▶ [REQUIRED TASK] Will you output the entries below exactly, skipping every image they contain?

▶ [EXTRACTED MATERIAL]
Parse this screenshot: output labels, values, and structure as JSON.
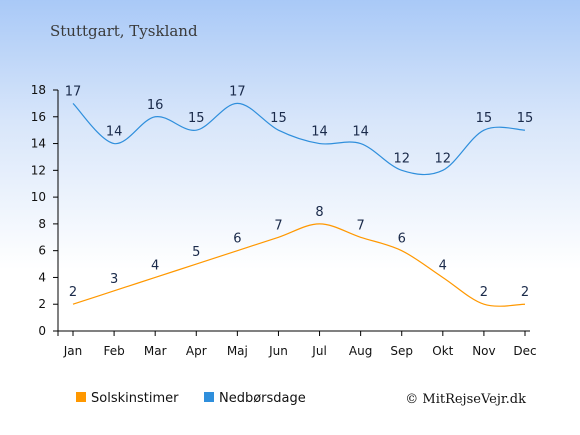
{
  "chart_data": {
    "type": "line",
    "title": "Stuttgart, Tyskland",
    "categories": [
      "Jan",
      "Feb",
      "Mar",
      "Apr",
      "Maj",
      "Jun",
      "Jul",
      "Aug",
      "Sep",
      "Okt",
      "Nov",
      "Dec"
    ],
    "ylim": [
      0,
      18
    ],
    "yticks": [
      0,
      2,
      4,
      6,
      8,
      10,
      12,
      14,
      16,
      18
    ],
    "series": [
      {
        "name": "Solskinstimer",
        "color": "#ff9800",
        "values": [
          2,
          3,
          4,
          5,
          6,
          7,
          8,
          7,
          6,
          4,
          2,
          2
        ]
      },
      {
        "name": "Nedbørsdage",
        "color": "#2f8fdc",
        "values": [
          17,
          14,
          16,
          15,
          17,
          15,
          14,
          14,
          12,
          12,
          15,
          15
        ]
      }
    ],
    "legend_position": "bottom-left",
    "grid": false
  },
  "copyright": "© MitRejseVejr.dk"
}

▶ [OUTPUT OF THE EXERCISE]
Parse this screenshot: output labels, values, and structure as JSON.
{
  "chart_data": {
    "type": "line",
    "title": "Stuttgart, Tyskland",
    "categories": [
      "Jan",
      "Feb",
      "Mar",
      "Apr",
      "Maj",
      "Jun",
      "Jul",
      "Aug",
      "Sep",
      "Okt",
      "Nov",
      "Dec"
    ],
    "ylim": [
      0,
      18
    ],
    "yticks": [
      0,
      2,
      4,
      6,
      8,
      10,
      12,
      14,
      16,
      18
    ],
    "series": [
      {
        "name": "Solskinstimer",
        "color": "#ff9800",
        "values": [
          2,
          3,
          4,
          5,
          6,
          7,
          8,
          7,
          6,
          4,
          2,
          2
        ]
      },
      {
        "name": "Nedbørsdage",
        "color": "#2f8fdc",
        "values": [
          17,
          14,
          16,
          15,
          17,
          15,
          14,
          14,
          12,
          12,
          15,
          15
        ]
      }
    ],
    "legend_position": "bottom-left",
    "grid": false
  },
  "copyright": "© MitRejseVejr.dk"
}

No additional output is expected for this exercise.